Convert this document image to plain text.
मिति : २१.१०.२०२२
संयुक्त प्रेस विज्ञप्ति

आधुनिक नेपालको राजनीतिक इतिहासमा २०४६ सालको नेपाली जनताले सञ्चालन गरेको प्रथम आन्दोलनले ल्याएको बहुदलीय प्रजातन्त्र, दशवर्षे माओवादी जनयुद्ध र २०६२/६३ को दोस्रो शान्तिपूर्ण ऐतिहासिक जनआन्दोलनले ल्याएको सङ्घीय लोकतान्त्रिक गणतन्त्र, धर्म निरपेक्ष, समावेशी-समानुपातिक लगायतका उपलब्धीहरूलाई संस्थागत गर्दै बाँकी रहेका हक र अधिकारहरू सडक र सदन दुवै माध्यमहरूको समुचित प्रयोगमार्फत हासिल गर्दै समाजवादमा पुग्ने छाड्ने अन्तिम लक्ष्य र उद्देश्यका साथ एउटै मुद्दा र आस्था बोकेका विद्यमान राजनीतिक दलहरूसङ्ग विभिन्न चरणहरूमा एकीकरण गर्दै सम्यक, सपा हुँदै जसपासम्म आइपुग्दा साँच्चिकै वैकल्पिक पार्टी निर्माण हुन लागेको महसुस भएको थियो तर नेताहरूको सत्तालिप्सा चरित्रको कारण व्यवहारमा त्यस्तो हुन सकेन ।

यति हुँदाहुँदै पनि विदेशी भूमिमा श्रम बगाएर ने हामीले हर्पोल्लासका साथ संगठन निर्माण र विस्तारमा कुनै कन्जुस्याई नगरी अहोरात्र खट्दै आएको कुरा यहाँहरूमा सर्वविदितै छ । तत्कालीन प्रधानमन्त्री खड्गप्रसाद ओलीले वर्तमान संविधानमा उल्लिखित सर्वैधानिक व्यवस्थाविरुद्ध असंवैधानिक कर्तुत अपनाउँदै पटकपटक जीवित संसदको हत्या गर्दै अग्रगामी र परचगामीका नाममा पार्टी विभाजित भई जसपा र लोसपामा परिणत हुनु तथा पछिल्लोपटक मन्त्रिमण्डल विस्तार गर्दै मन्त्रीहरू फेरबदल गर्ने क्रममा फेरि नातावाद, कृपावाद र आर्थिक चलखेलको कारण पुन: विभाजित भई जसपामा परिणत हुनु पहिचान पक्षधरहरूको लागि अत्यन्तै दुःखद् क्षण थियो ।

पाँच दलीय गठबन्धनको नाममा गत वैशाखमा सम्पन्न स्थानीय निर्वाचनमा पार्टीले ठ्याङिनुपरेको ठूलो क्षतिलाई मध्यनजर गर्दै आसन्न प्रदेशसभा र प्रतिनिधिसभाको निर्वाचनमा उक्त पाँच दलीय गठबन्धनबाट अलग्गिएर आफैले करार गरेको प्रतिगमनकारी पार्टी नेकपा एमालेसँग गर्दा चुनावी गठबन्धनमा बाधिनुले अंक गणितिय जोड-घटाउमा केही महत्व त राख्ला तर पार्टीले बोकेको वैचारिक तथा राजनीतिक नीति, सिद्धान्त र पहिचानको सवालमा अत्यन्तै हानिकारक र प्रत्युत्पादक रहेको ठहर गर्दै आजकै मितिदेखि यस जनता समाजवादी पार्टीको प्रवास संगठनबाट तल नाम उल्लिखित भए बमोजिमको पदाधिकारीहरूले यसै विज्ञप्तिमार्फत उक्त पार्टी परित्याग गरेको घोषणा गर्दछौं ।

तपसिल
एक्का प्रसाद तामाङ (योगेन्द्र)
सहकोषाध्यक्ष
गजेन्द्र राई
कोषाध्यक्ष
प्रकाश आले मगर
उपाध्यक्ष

AIM OF THE TASK
Write the data out again in full and exactly.

THE RESULT
Convert this document image to plain text.
मिति : २१.१०.२०२२
संयुक्त प्रेस विज्ञप्ति

आधुनिक नेपालको राजनीतिक इतिहासमा २०४६ सालको नेपाली जनताले सञ्चालन गरेको प्रथम आन्दोलनले ल्याएको बहुदलीय प्रजातन्त्र, दशवर्षे माओवादी जनयुद्ध र २०६२/६३ को दोस्रो शान्तिपूर्ण ऐतिहासिक जनआन्दोलनले ल्याएको सङ्घीय लोकतान्त्रिक गणतन्त्र, धर्म निरपेक्ष, समावेशी-समानुपातिक लगायतका उपलब्धीहरूलाई संस्थागत गर्दै बाँकी रहेका हक र अधिकारहरू सडक र सदन दुवै माध्यमहरूको समुचित प्रयोगमार्फत हासिल गर्दै समाजवादमा पुग्ने छाड्ने अन्तिम लक्ष्य र उद्देश्यका साथ एउटै मुद्दा र आस्था बोकेका विद्यमान राजनीतिक दलहरूसङ्ग विभिन्न चरणहरूमा एकीकरण गर्दै सम्यक, सपा हुँदै जसपासम्म आइपुग्दा साँच्चिकै वैकल्पिक पार्टी निर्माण हुन लागेको महसुस भएको थियो तर नेताहरूको सत्तालिप्सा चरित्रको कारण व्यवहारमा त्यस्तो हुन सकेन ।

यति हुँदाहुँदै पनि विदेशी भूमिमा श्रम बगाएर ने हामीले हर्पोल्लासका साथ संगठन निर्माण र विस्तारमा कुनै कन्जुस्याई नगरी अहोरात्र खट्दै आएको कुरा यहाँहरूमा सर्वविदितै छ । तत्कालीन प्रधानमन्त्री खड्गप्रसाद ओलीले वर्तमान संविधानमा उल्लिखित सर्वैधानिक व्यवस्थाविरुद्ध असंवैधानिक कर्तुत अपनाउँदै पटकपटक जीवित संसदको हत्या गर्दै अग्रगामी र परचगामीका नाममा पार्टी विभाजित भई जसपा र लोसपामा परिणत हुनु तथा पछिल्लोपटक मन्त्रिमण्डल विस्तार गर्दै मन्त्रीहरू फेरबदल गर्ने क्रममा फेरि नातावाद, कृपावाद र आर्थिक चलखेलको कारण पुन: विभाजित भई जसपामा परिणत हुनु पहिचान पक्षधरहरूको लागि अत्यन्तै दुःखद् क्षण थियो ।

पाँच दलीय गठबन्धनको नाममा गत वैशाखमा सम्पन्न स्थानीय निर्वाचनमा पार्टीले ठ्याङिनुपरेको ठूलो क्षतिलाई मध्यनजर गर्दै आसन्न प्रदेशसभा र प्रतिनिधिसभाको निर्वाचनमा उक्त पाँच दलीय गठबन्धनबाट अलग्गिएर आफैले करार गरेको प्रतिगमनकारी पार्टी नेकपा एमालेसँग गर्दा चुनावी गठबन्धनमा बाधिनुले अंक गणितिय जोड-घटाउमा केही महत्व त राख्ला तर पार्टीले बोकेको वैचारिक तथा राजनीतिक नीति, सिद्धान्त र पहिचानको सवालमा अत्यन्तै हानिकारक र प्रत्युत्पादक रहेको ठहर गर्दै आजकै मितिदेखि यस जनता समाजवादी पार्टीको प्रवास संगठनबाट तल नाम उल्लिखित भए बमोजिमको पदाधिकारीहरूले यसै विज्ञप्तिमार्फत उक्त पार्टी परित्याग गरेको घोषणा गर्दछौं ।

तपसिल
एक्का प्रसाद तामाङ (योगेन्द्र)
सहकोषाध्यक्ष
गजेन्द्र राई
कोषाध्यक्ष
प्रकाश आले मगर
उपाध्यक्ष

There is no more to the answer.